- Material:
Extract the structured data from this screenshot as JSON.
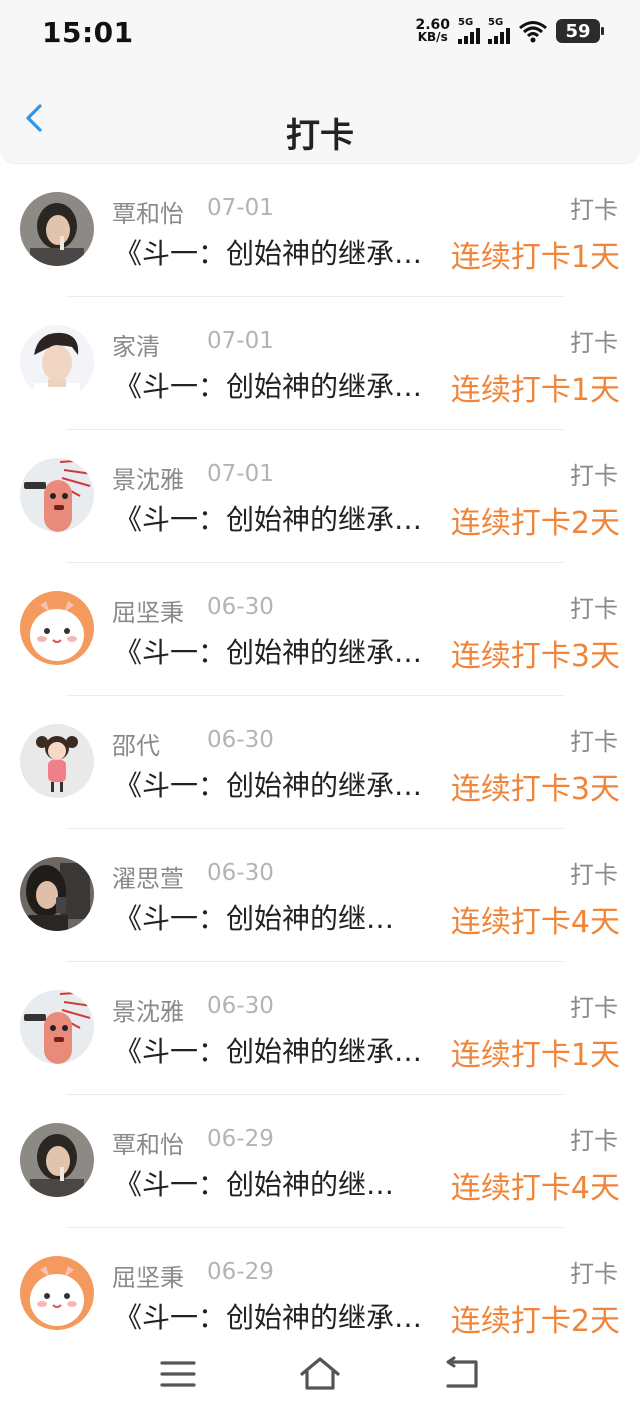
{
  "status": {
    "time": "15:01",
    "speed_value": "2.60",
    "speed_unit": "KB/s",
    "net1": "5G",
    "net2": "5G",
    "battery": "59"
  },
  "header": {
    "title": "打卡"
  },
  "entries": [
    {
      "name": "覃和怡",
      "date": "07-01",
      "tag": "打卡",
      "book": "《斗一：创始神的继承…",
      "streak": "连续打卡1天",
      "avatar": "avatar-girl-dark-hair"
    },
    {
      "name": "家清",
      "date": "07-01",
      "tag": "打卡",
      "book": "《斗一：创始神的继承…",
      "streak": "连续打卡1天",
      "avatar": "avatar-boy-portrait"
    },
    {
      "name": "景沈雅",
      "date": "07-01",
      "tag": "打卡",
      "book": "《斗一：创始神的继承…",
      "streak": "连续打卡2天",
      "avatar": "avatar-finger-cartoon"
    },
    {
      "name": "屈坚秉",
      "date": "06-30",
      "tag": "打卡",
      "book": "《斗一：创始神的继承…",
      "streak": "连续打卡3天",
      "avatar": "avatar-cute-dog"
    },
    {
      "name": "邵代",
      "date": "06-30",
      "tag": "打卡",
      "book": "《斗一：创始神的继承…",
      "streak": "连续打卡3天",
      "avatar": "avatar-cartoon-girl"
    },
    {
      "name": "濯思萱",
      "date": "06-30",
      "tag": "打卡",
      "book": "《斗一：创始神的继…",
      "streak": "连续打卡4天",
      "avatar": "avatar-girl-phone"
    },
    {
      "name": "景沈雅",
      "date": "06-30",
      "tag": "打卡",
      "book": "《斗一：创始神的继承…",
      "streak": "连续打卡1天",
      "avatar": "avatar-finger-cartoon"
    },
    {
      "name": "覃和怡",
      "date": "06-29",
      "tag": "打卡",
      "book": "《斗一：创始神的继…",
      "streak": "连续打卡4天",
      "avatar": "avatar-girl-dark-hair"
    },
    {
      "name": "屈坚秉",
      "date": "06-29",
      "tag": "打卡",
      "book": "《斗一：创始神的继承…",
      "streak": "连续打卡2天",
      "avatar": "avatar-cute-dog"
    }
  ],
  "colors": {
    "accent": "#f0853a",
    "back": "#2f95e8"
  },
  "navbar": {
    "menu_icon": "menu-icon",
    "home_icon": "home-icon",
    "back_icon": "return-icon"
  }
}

- Written task:
All records should be output exactly, with the pictures left out.

- The output:
Extract the structured data from this screenshot as JSON.
{
  "status": {
    "time": "15:01",
    "speed_value": "2.60",
    "speed_unit": "KB/s",
    "net1": "5G",
    "net2": "5G",
    "battery": "59"
  },
  "header": {
    "title": "打卡"
  },
  "entries": [
    {
      "name": "覃和怡",
      "date": "07-01",
      "tag": "打卡",
      "book": "《斗一：创始神的继承…",
      "streak": "连续打卡1天",
      "avatar": "avatar-girl-dark-hair"
    },
    {
      "name": "家清",
      "date": "07-01",
      "tag": "打卡",
      "book": "《斗一：创始神的继承…",
      "streak": "连续打卡1天",
      "avatar": "avatar-boy-portrait"
    },
    {
      "name": "景沈雅",
      "date": "07-01",
      "tag": "打卡",
      "book": "《斗一：创始神的继承…",
      "streak": "连续打卡2天",
      "avatar": "avatar-finger-cartoon"
    },
    {
      "name": "屈坚秉",
      "date": "06-30",
      "tag": "打卡",
      "book": "《斗一：创始神的继承…",
      "streak": "连续打卡3天",
      "avatar": "avatar-cute-dog"
    },
    {
      "name": "邵代",
      "date": "06-30",
      "tag": "打卡",
      "book": "《斗一：创始神的继承…",
      "streak": "连续打卡3天",
      "avatar": "avatar-cartoon-girl"
    },
    {
      "name": "濯思萱",
      "date": "06-30",
      "tag": "打卡",
      "book": "《斗一：创始神的继…",
      "streak": "连续打卡4天",
      "avatar": "avatar-girl-phone"
    },
    {
      "name": "景沈雅",
      "date": "06-30",
      "tag": "打卡",
      "book": "《斗一：创始神的继承…",
      "streak": "连续打卡1天",
      "avatar": "avatar-finger-cartoon"
    },
    {
      "name": "覃和怡",
      "date": "06-29",
      "tag": "打卡",
      "book": "《斗一：创始神的继…",
      "streak": "连续打卡4天",
      "avatar": "avatar-girl-dark-hair"
    },
    {
      "name": "屈坚秉",
      "date": "06-29",
      "tag": "打卡",
      "book": "《斗一：创始神的继承…",
      "streak": "连续打卡2天",
      "avatar": "avatar-cute-dog"
    }
  ],
  "colors": {
    "accent": "#f0853a",
    "back": "#2f95e8"
  },
  "navbar": {
    "menu_icon": "menu-icon",
    "home_icon": "home-icon",
    "back_icon": "return-icon"
  }
}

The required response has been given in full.